• [Source records]
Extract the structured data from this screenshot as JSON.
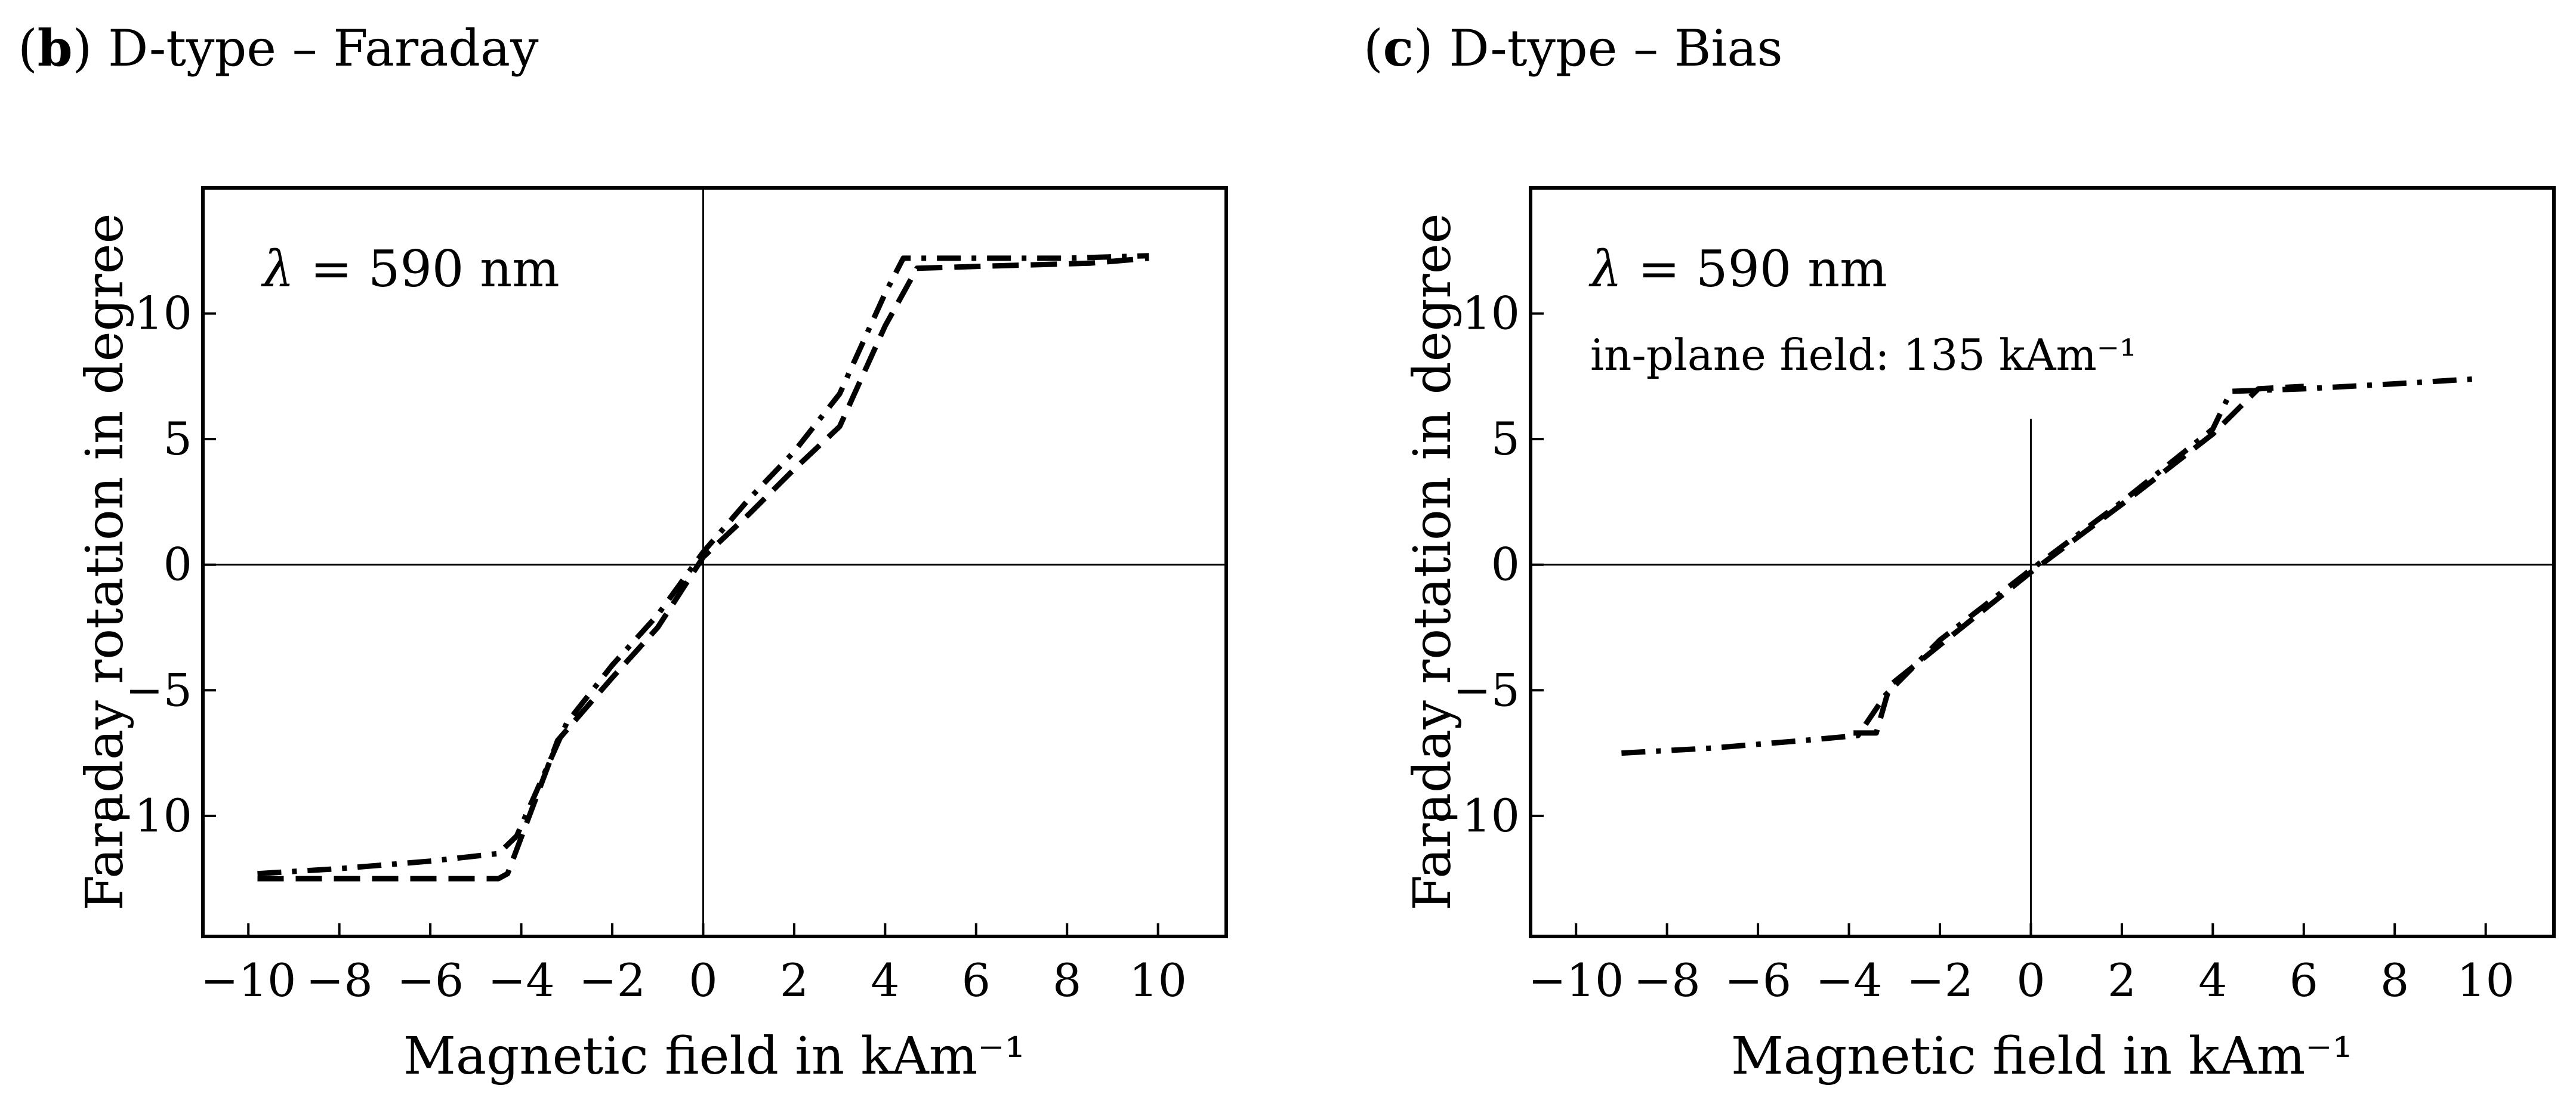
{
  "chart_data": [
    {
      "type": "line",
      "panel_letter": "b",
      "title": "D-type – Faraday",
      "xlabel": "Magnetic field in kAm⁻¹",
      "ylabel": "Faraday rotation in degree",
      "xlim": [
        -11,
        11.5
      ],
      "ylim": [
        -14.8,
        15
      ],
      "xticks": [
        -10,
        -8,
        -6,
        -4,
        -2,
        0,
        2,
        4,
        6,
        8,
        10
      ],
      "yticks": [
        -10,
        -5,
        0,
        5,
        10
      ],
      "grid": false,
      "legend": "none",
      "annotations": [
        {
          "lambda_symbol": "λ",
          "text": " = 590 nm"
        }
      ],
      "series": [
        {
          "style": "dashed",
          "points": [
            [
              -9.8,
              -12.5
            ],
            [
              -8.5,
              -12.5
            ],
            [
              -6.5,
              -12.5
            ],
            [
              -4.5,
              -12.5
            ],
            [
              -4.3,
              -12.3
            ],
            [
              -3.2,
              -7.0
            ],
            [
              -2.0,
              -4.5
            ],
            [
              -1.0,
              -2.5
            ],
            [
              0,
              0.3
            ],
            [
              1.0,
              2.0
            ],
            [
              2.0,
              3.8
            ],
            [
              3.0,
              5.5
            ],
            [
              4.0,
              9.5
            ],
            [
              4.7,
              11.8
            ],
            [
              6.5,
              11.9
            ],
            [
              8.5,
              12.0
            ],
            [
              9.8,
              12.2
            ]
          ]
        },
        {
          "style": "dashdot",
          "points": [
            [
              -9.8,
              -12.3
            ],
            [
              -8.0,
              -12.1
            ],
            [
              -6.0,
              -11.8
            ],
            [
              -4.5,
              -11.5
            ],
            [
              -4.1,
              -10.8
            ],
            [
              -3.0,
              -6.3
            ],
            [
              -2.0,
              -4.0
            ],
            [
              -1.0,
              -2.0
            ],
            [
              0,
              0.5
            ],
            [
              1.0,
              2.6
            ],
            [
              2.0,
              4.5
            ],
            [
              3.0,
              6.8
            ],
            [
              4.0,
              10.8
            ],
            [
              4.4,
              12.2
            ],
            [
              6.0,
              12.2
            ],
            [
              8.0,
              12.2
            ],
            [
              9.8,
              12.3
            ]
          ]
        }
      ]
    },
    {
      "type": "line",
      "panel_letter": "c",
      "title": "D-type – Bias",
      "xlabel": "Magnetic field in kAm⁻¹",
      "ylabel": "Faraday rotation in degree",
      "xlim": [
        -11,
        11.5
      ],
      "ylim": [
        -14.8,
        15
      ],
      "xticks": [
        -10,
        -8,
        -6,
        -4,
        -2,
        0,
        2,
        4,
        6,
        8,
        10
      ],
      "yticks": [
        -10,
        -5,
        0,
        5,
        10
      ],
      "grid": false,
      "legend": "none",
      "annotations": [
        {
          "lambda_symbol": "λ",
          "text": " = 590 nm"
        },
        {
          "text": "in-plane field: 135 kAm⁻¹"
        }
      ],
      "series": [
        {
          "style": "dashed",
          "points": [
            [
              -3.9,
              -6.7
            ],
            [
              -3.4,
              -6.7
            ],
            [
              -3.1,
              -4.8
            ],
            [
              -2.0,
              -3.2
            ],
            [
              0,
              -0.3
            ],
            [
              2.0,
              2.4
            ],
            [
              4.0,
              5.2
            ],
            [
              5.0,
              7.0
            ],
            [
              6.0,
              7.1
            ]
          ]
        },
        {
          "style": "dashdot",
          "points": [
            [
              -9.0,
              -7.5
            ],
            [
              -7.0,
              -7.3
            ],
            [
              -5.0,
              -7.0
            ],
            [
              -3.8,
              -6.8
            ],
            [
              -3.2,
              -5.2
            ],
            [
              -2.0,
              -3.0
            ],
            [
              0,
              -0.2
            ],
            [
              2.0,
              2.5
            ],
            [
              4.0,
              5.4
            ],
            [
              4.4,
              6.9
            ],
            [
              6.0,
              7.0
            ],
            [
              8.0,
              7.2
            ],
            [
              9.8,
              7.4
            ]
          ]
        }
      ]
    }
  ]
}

* * *

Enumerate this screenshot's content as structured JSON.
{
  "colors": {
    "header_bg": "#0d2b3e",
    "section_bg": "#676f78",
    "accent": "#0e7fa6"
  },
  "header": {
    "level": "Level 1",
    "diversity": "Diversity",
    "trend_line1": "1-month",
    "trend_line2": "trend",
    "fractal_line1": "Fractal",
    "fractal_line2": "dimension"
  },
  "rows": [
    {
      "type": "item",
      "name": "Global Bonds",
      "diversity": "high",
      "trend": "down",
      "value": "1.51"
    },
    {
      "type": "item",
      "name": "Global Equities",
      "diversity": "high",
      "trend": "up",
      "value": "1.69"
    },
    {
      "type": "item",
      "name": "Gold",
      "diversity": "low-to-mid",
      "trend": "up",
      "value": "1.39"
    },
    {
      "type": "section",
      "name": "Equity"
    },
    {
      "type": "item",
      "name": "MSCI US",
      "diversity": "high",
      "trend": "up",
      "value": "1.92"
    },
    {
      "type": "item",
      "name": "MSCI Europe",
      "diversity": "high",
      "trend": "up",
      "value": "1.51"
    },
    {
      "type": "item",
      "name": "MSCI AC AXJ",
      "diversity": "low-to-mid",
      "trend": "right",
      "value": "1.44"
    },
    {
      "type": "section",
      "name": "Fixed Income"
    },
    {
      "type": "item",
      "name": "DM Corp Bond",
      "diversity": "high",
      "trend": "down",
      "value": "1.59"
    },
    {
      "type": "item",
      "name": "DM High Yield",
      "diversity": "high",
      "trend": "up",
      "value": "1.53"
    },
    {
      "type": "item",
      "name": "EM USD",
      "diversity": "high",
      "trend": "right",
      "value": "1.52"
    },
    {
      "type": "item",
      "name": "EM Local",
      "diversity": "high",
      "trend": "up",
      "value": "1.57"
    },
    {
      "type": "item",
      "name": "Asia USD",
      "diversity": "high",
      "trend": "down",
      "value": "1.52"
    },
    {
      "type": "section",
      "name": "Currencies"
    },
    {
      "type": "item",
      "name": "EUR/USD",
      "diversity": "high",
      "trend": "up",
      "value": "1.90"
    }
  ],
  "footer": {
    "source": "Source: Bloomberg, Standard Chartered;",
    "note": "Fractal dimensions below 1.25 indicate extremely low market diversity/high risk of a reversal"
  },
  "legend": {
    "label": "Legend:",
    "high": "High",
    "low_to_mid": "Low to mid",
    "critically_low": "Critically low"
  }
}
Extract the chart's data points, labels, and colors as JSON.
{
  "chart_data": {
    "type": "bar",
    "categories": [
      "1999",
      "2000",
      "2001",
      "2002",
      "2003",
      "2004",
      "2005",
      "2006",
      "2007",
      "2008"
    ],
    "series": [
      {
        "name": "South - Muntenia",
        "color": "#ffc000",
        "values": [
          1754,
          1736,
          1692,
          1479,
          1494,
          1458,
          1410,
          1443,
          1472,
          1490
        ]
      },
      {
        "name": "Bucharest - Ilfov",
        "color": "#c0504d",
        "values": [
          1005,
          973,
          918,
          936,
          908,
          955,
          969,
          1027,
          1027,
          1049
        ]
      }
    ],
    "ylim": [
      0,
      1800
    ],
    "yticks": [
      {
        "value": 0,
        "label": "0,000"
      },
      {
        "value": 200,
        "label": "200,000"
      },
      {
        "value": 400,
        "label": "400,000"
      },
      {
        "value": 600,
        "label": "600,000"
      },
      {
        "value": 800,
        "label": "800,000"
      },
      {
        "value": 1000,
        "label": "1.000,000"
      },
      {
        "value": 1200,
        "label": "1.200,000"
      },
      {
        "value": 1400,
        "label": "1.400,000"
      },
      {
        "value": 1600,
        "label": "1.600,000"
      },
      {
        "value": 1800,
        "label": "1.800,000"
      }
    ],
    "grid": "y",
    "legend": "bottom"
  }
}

* * *

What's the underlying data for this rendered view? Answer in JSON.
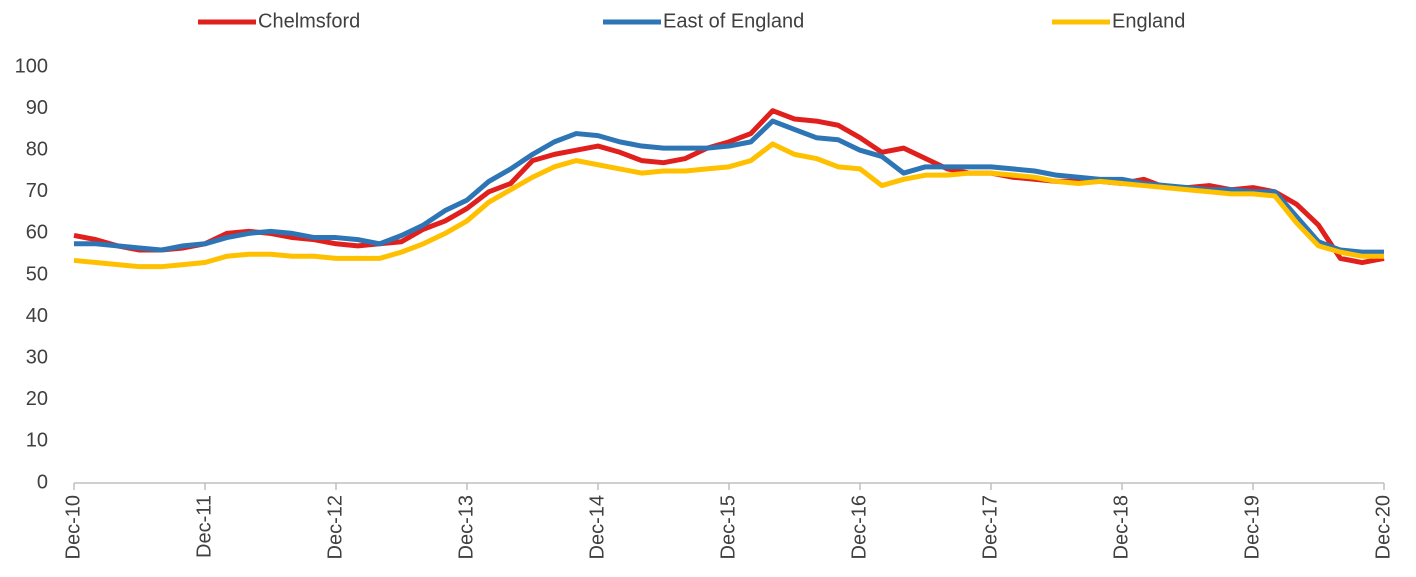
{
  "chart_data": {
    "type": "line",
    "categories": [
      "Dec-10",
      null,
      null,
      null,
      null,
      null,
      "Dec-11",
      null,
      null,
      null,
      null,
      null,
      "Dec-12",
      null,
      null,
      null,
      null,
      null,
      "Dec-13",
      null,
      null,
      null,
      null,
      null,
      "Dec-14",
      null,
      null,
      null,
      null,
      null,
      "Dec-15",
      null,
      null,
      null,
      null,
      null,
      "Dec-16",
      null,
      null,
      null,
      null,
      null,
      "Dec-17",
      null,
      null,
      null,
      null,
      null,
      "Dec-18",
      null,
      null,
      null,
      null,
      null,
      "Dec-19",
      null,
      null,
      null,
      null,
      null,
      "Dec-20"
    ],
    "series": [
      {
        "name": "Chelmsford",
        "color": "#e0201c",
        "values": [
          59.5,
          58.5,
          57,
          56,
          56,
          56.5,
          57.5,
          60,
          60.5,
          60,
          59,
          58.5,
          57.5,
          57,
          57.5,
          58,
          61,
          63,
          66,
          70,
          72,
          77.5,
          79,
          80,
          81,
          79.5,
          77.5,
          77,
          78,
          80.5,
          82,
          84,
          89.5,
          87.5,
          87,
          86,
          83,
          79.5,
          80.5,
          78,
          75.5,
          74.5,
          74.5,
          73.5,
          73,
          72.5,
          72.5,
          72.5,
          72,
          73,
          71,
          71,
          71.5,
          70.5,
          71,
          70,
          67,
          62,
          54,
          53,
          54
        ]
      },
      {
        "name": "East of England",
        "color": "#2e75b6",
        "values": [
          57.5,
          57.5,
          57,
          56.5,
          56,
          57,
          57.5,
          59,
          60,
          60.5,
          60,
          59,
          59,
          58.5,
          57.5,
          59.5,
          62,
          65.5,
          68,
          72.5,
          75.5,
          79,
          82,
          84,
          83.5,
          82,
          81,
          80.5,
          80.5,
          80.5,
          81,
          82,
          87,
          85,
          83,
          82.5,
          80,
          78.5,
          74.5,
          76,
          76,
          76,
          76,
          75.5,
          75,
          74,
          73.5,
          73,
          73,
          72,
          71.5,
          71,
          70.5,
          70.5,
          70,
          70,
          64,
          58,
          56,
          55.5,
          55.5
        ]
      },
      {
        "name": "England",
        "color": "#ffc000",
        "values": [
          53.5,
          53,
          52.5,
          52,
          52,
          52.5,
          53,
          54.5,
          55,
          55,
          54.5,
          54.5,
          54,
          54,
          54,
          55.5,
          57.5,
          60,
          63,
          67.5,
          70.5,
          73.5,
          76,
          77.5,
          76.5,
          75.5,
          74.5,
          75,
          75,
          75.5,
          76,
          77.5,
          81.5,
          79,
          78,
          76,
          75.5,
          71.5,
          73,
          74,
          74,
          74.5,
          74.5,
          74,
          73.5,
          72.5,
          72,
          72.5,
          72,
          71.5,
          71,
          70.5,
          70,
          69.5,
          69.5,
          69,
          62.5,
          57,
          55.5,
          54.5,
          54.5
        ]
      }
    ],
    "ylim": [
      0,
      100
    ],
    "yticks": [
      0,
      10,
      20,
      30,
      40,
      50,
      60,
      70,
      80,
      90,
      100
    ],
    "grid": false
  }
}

• [The exercise]
Of all the lines above, how many contain the word "this"? Give the number and nothing else.

• [In response]
3